[Work to be completed]:
Collect each line of the entries that holds the string "Microsoft".

[Items]:
....
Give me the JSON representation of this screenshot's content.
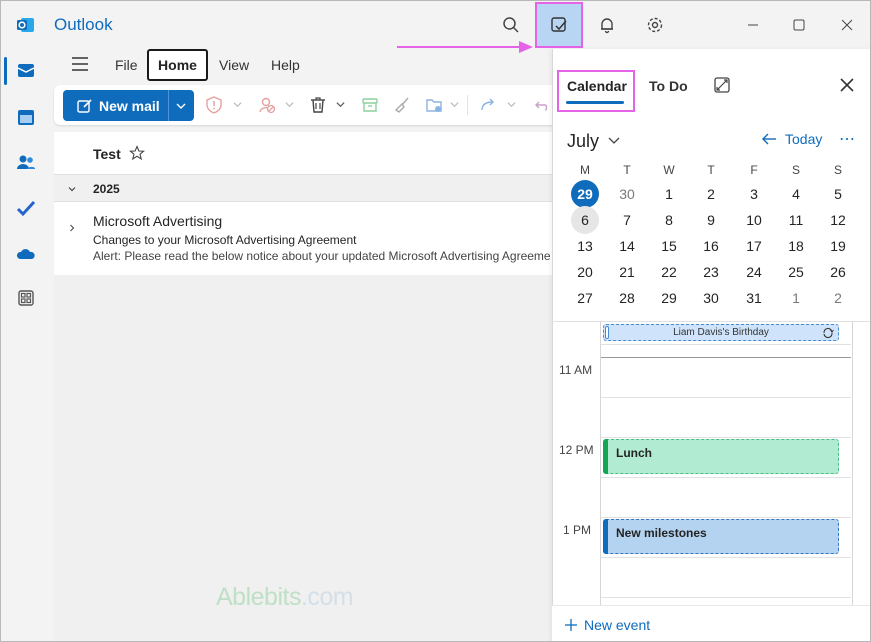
{
  "app": {
    "title": "Outlook"
  },
  "menu": {
    "file": "File",
    "home": "Home",
    "view": "View",
    "help": "Help"
  },
  "ribbon": {
    "new_mail": "New mail"
  },
  "folder": {
    "name": "Test"
  },
  "group": {
    "label": "2025"
  },
  "message": {
    "sender": "Microsoft Advertising",
    "subject": "Changes to your Microsoft Advertising Agreement",
    "preview": "Alert: Please read the below notice about your updated Microsoft Advertising Agreeme"
  },
  "watermark": {
    "brand": "Ablebits",
    "tld": ".com"
  },
  "panel": {
    "tab_calendar": "Calendar",
    "tab_todo": "To Do",
    "month": "July",
    "today": "Today",
    "weekdays": [
      "M",
      "T",
      "W",
      "T",
      "F",
      "S",
      "S"
    ],
    "weeks": [
      [
        "29",
        "30",
        "1",
        "2",
        "3",
        "4",
        "5"
      ],
      [
        "6",
        "7",
        "8",
        "9",
        "10",
        "11",
        "12"
      ],
      [
        "13",
        "14",
        "15",
        "16",
        "17",
        "18",
        "19"
      ],
      [
        "20",
        "21",
        "22",
        "23",
        "24",
        "25",
        "26"
      ],
      [
        "27",
        "28",
        "29",
        "30",
        "31",
        "1",
        "2"
      ]
    ],
    "today_date": "29",
    "selected_date": "6",
    "allday_event": "Liam Davis's Birthday",
    "times": [
      "11 AM",
      "12 PM",
      "1 PM"
    ],
    "events": [
      {
        "title": "Lunch",
        "color": "#13a657"
      },
      {
        "title": "New milestones",
        "color": "#0f6cbd"
      }
    ],
    "new_event": "New event"
  },
  "colors": {
    "accent": "#0f6cbd",
    "highlight": "#e463e6"
  }
}
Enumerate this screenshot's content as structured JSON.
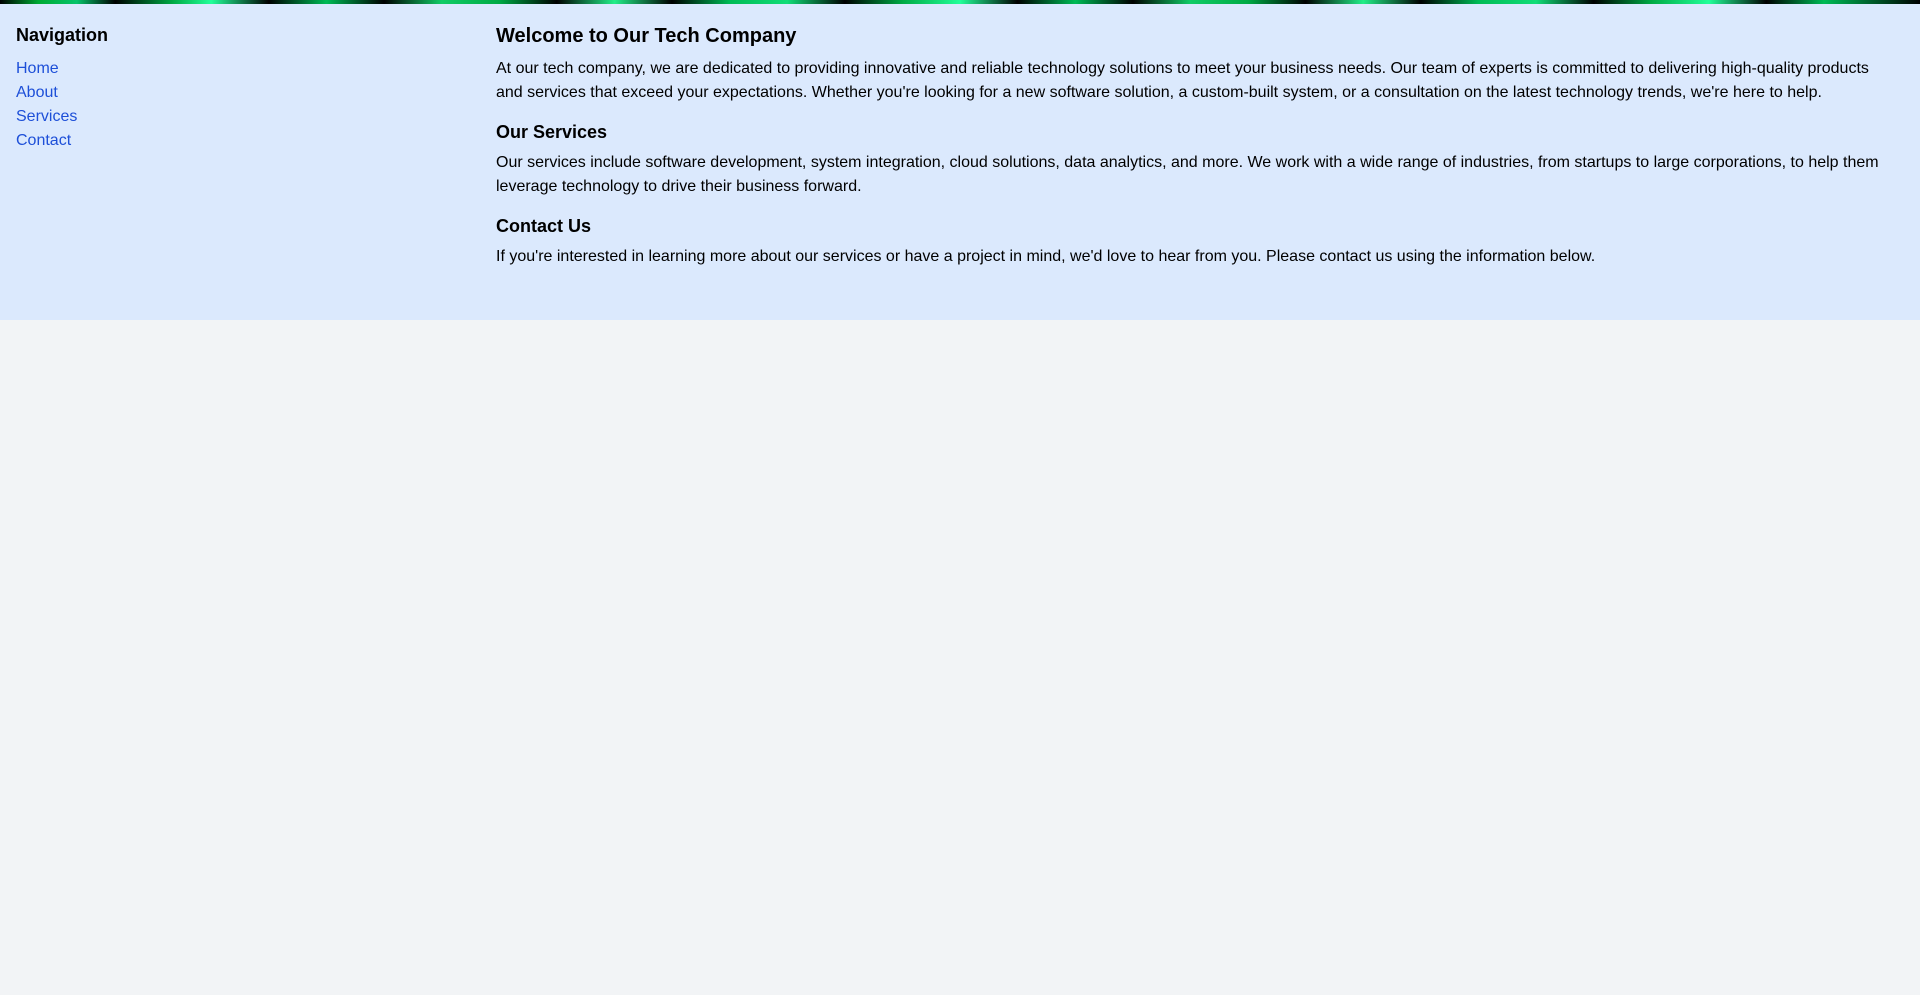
{
  "sidebar": {
    "heading": "Navigation",
    "items": [
      {
        "label": "Home"
      },
      {
        "label": "About"
      },
      {
        "label": "Services"
      },
      {
        "label": "Contact"
      }
    ]
  },
  "main": {
    "title": "Welcome to Our Tech Company",
    "intro": "At our tech company, we are dedicated to providing innovative and reliable technology solutions to meet your business needs. Our team of experts is committed to delivering high-quality products and services that exceed your expectations. Whether you're looking for a new software solution, a custom-built system, or a consultation on the latest technology trends, we're here to help.",
    "sections": [
      {
        "heading": "Our Services",
        "text": "Our services include software development, system integration, cloud solutions, data analytics, and more. We work with a wide range of industries, from startups to large corporations, to help them leverage technology to drive their business forward."
      },
      {
        "heading": "Contact Us",
        "text": "If you're interested in learning more about our services or have a project in mind, we'd love to hear from you. Please contact us using the information below."
      }
    ]
  },
  "colors": {
    "panel_background": "#dbe9fd",
    "page_background": "#f2f4f6",
    "link": "#1d4fd8"
  }
}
....
[Result of this exercise]:
    "sender": "Microsoft Advertising",
    "subject": "Changes to your Microsoft Advertising Agreement",
    "preview": "Alert: Please read the below notice about your updated Microsoft Advertising Agreeme"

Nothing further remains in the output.